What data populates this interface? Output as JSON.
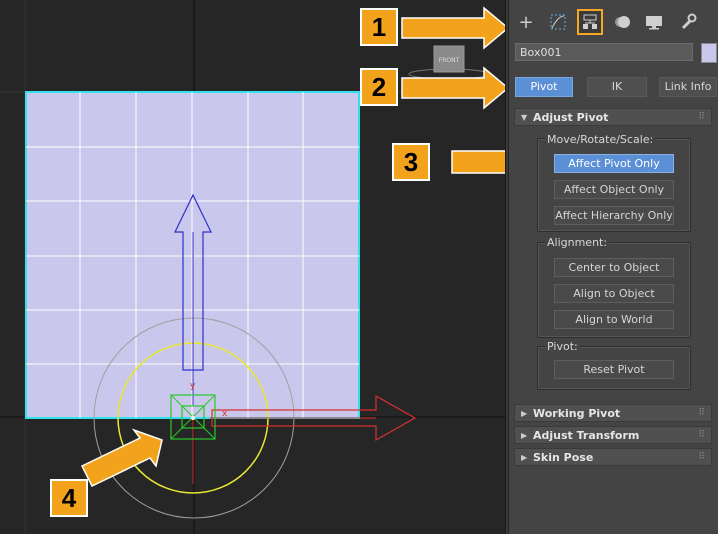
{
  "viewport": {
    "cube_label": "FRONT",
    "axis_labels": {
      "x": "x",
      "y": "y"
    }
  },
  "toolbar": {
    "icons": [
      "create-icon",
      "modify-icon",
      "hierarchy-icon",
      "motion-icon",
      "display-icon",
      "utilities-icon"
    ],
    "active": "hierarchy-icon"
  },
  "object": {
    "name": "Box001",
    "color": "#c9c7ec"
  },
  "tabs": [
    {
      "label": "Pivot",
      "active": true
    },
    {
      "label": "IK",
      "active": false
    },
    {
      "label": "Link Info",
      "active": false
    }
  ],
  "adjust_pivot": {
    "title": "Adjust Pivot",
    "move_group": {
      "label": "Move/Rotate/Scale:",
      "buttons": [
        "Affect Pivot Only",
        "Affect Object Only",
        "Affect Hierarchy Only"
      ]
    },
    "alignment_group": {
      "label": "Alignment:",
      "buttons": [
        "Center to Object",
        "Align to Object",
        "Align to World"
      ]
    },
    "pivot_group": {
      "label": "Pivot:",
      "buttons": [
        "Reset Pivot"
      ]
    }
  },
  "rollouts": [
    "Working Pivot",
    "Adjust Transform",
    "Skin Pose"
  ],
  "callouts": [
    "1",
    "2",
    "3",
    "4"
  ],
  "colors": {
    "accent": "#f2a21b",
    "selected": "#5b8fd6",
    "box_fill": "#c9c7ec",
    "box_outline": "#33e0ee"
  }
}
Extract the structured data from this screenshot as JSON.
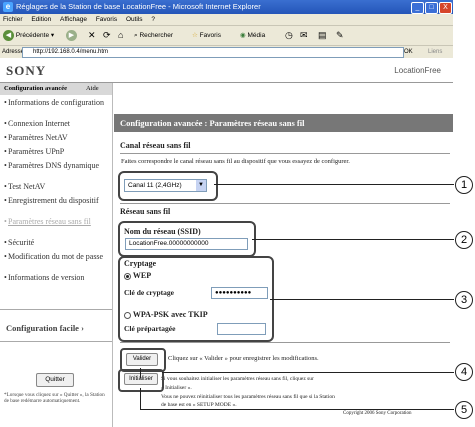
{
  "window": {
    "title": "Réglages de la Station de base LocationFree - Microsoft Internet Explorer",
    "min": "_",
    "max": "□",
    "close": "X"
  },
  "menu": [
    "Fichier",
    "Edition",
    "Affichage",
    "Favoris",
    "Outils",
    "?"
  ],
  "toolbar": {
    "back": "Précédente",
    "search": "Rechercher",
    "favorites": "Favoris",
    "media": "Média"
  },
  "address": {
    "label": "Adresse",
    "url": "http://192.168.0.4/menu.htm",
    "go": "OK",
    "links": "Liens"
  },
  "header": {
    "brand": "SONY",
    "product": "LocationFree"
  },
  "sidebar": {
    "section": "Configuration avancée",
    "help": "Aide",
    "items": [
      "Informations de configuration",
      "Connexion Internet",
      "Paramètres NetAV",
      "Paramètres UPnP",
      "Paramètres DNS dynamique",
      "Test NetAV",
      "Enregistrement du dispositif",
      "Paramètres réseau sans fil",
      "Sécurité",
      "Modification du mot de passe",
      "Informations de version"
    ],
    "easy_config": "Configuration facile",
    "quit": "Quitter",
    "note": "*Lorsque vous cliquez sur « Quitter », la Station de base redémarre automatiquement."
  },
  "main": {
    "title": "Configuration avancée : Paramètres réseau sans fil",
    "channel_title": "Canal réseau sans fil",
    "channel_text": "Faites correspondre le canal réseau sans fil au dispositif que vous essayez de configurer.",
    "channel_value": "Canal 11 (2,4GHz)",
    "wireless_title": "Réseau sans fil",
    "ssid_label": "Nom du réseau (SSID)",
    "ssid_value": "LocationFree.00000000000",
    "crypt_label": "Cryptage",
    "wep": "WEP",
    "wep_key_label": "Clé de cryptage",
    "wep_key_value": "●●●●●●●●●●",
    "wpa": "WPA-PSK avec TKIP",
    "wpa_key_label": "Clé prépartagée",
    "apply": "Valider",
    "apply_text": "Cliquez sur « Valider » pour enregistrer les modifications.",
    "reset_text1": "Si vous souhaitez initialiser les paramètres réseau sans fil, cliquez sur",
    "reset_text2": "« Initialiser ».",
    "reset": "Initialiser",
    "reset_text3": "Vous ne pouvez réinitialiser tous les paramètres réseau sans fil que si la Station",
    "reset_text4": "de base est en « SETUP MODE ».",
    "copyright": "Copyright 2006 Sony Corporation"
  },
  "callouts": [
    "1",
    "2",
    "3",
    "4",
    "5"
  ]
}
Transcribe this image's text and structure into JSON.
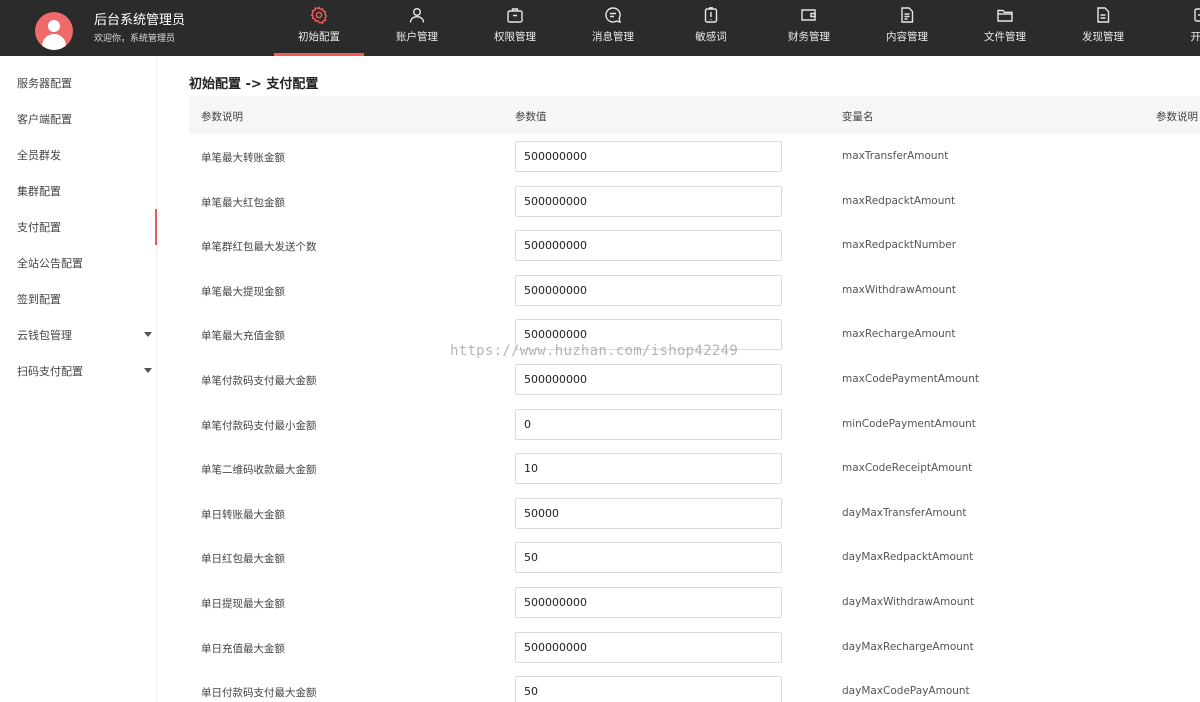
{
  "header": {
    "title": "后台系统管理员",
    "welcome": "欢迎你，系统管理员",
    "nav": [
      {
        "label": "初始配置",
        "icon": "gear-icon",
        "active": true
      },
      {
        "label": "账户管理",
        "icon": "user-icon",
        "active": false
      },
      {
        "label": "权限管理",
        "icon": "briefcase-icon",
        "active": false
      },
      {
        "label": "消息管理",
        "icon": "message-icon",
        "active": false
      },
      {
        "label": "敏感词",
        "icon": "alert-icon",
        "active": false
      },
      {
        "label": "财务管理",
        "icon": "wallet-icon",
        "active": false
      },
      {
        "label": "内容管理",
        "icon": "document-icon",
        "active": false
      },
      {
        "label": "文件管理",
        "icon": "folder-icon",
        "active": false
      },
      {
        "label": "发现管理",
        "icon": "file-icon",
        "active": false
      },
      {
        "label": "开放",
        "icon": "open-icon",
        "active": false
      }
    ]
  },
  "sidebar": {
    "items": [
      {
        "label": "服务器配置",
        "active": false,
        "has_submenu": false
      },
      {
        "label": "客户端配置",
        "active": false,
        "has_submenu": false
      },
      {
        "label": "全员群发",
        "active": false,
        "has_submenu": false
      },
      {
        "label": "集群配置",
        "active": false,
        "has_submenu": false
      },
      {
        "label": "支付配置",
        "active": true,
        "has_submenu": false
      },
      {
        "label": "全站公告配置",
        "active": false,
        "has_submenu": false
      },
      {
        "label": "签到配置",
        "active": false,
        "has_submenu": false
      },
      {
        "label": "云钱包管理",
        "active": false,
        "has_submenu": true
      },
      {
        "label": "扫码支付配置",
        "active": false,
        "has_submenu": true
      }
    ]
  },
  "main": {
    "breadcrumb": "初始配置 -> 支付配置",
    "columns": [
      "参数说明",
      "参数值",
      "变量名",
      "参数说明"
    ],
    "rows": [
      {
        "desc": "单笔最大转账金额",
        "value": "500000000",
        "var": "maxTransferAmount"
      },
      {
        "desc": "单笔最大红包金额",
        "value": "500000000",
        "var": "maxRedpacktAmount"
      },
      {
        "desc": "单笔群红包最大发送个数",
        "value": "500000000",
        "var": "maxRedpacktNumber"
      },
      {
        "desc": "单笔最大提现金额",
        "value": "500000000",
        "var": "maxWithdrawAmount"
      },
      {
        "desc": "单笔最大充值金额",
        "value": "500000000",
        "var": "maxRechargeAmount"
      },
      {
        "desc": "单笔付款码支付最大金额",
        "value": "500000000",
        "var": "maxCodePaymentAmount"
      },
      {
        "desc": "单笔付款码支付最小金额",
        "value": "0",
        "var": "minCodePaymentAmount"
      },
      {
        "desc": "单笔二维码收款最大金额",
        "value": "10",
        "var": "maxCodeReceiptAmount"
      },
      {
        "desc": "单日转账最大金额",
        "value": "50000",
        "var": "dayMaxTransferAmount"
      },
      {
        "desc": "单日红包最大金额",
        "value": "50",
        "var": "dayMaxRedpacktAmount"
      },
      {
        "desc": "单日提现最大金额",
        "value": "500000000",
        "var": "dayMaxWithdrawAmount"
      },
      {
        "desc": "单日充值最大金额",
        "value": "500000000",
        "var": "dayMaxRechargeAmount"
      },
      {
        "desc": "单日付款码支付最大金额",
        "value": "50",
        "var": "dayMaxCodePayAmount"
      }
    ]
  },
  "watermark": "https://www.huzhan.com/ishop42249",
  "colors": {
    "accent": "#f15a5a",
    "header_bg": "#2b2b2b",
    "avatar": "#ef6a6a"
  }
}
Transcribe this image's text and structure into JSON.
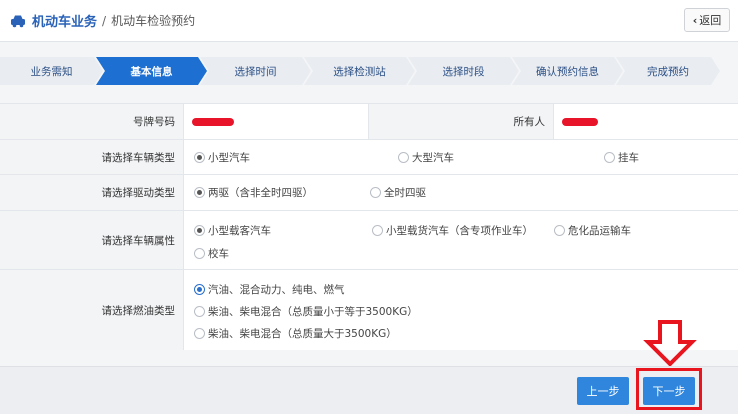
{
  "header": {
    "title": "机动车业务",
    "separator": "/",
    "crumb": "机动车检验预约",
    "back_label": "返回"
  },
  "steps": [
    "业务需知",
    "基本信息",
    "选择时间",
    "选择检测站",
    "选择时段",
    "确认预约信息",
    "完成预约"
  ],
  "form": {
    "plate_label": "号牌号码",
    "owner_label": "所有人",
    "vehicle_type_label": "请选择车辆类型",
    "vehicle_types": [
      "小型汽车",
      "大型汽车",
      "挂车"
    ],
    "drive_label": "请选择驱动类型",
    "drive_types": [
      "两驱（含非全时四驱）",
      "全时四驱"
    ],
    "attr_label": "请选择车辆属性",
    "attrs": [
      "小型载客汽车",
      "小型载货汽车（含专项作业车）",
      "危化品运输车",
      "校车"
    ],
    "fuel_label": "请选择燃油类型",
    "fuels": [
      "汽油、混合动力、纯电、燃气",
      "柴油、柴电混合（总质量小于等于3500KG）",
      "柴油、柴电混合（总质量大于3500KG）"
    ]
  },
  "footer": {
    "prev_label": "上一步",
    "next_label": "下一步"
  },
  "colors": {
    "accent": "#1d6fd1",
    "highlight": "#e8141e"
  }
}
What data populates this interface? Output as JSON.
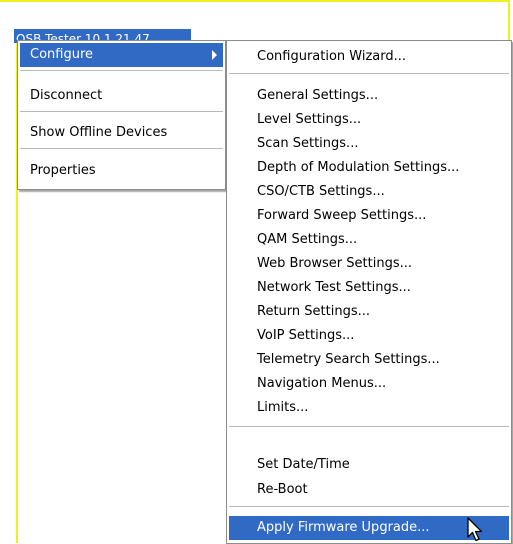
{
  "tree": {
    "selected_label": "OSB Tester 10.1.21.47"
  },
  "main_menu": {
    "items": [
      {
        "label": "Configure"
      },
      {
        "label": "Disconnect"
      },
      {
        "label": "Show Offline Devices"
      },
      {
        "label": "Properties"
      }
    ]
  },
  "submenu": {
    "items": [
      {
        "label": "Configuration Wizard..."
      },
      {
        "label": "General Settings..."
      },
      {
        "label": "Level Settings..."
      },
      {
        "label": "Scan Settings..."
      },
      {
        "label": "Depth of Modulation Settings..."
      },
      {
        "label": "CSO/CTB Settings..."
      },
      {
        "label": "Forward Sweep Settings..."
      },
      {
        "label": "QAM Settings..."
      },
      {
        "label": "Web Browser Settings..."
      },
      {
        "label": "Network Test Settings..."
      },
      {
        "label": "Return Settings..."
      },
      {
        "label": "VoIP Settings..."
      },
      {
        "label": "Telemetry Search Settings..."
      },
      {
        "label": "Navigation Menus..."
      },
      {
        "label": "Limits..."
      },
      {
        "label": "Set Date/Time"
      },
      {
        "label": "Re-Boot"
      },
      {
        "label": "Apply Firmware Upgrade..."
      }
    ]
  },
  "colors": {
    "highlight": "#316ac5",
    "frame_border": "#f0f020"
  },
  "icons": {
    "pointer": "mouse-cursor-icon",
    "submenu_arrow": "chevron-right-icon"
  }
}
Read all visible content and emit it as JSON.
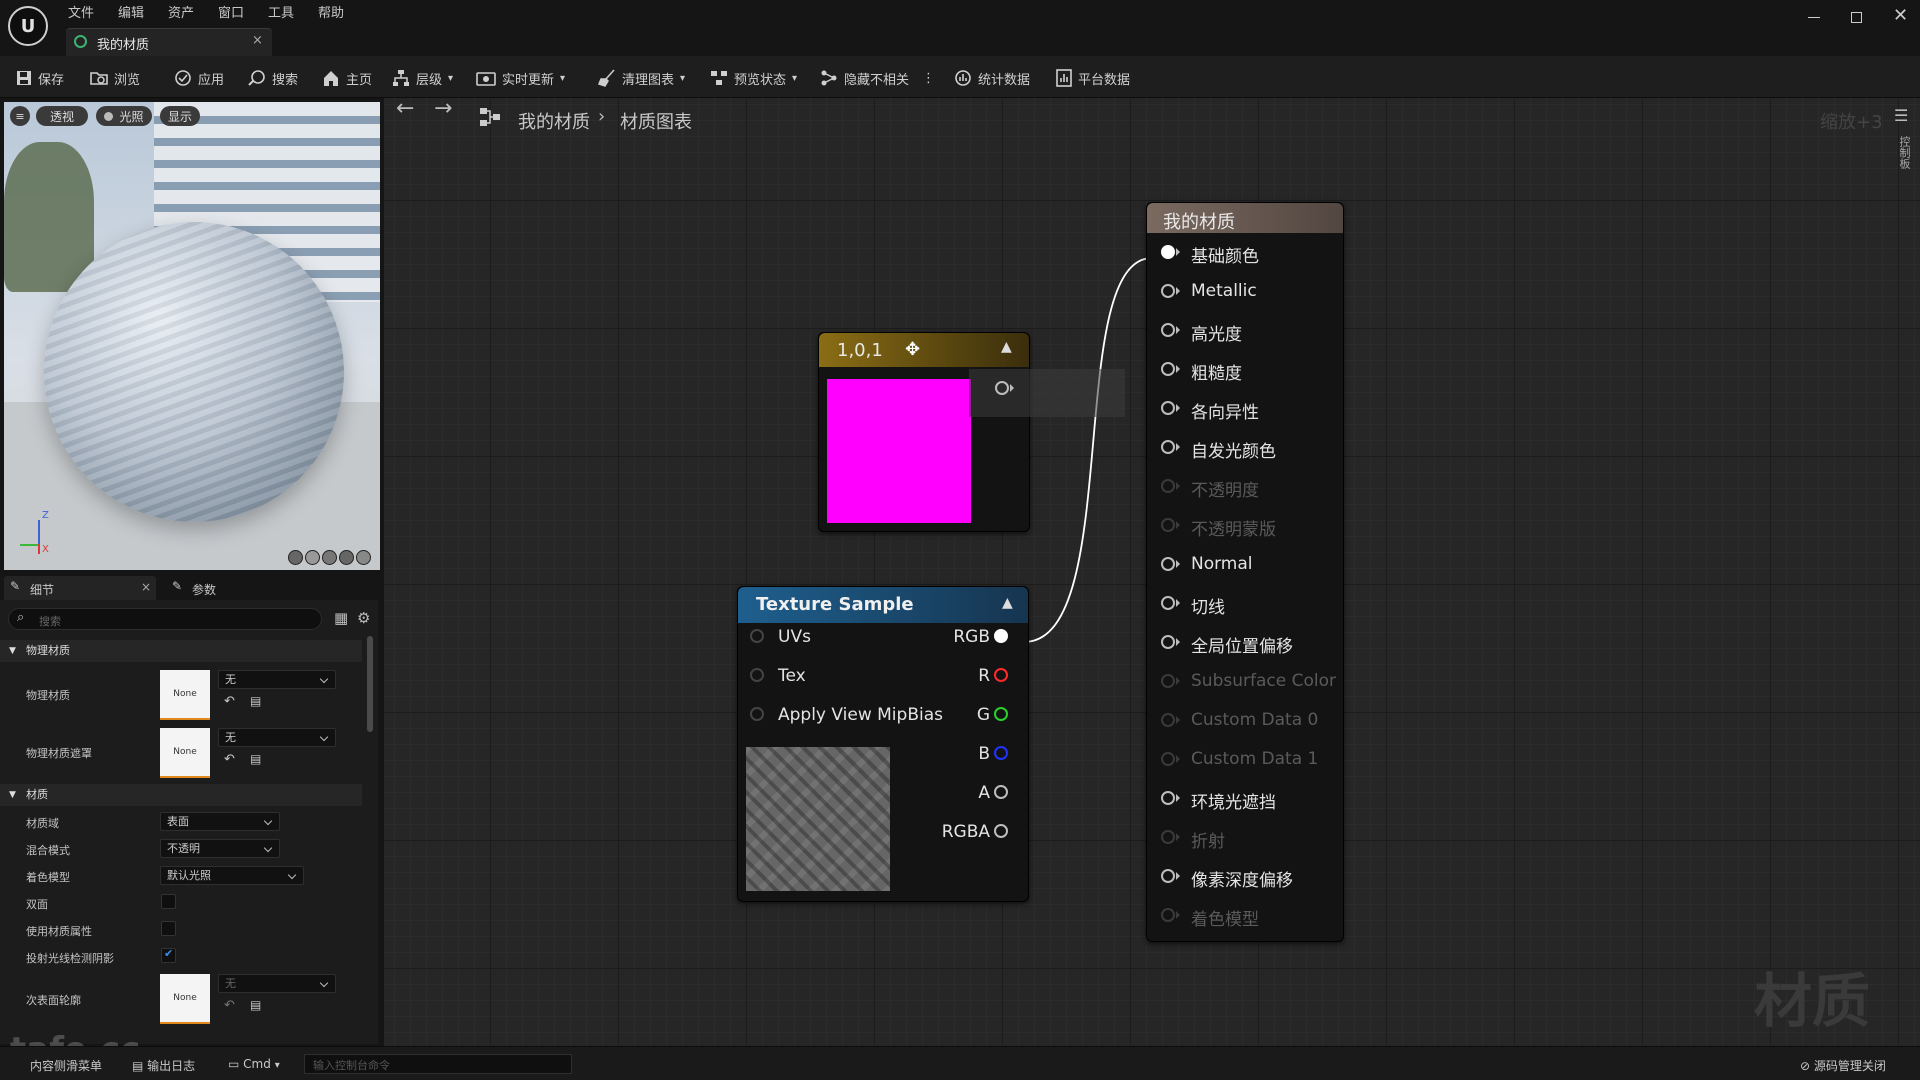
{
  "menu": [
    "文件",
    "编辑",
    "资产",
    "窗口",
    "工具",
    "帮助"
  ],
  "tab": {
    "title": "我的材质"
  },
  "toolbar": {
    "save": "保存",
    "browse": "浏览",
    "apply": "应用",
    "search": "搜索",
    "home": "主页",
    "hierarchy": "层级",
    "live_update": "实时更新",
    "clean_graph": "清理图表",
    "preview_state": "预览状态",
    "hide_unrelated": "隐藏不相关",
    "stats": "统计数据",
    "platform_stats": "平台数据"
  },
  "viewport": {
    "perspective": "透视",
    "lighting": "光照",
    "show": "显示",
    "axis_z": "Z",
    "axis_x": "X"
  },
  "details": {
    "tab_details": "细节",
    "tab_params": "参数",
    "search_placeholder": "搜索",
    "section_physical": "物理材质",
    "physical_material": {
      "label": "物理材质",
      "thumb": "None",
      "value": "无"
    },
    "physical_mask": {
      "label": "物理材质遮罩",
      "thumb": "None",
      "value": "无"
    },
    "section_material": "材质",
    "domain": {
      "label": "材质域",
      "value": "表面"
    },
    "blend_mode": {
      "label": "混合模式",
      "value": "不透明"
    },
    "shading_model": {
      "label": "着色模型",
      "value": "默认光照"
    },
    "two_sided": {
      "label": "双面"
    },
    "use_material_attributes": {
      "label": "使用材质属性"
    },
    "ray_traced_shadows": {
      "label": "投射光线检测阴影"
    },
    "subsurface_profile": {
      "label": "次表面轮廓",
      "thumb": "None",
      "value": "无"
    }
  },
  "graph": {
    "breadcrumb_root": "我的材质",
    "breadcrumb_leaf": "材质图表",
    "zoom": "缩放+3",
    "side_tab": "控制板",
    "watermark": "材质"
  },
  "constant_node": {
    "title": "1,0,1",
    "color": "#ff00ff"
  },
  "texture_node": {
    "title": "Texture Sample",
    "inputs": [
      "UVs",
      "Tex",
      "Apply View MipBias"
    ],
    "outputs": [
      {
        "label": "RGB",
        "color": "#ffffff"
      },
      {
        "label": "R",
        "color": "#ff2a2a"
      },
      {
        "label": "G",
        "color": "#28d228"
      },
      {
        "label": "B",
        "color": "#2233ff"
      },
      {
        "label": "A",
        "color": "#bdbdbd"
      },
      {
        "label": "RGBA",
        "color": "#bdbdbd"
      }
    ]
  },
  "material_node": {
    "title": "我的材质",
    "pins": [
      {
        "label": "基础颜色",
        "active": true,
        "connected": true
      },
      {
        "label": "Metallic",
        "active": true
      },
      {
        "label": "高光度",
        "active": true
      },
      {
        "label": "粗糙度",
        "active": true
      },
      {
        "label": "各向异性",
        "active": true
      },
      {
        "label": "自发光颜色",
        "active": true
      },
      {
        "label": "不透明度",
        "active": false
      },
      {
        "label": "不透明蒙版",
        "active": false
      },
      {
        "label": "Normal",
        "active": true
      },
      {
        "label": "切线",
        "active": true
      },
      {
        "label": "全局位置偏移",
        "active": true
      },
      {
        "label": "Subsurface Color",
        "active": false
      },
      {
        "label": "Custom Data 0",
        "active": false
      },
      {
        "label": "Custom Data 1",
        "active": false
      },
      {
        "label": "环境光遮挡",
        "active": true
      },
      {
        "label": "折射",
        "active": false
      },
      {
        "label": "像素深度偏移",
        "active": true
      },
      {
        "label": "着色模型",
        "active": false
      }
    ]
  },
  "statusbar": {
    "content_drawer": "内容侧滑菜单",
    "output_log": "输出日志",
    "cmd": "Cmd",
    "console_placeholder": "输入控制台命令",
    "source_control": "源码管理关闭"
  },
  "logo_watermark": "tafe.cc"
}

——

* [TASK GOAL] Identify the lines above with the word "Custom". Copy them.

* [REPLY TO THE TASK]
        "label": "Custom Data 0",
        "label": "Custom Data 1",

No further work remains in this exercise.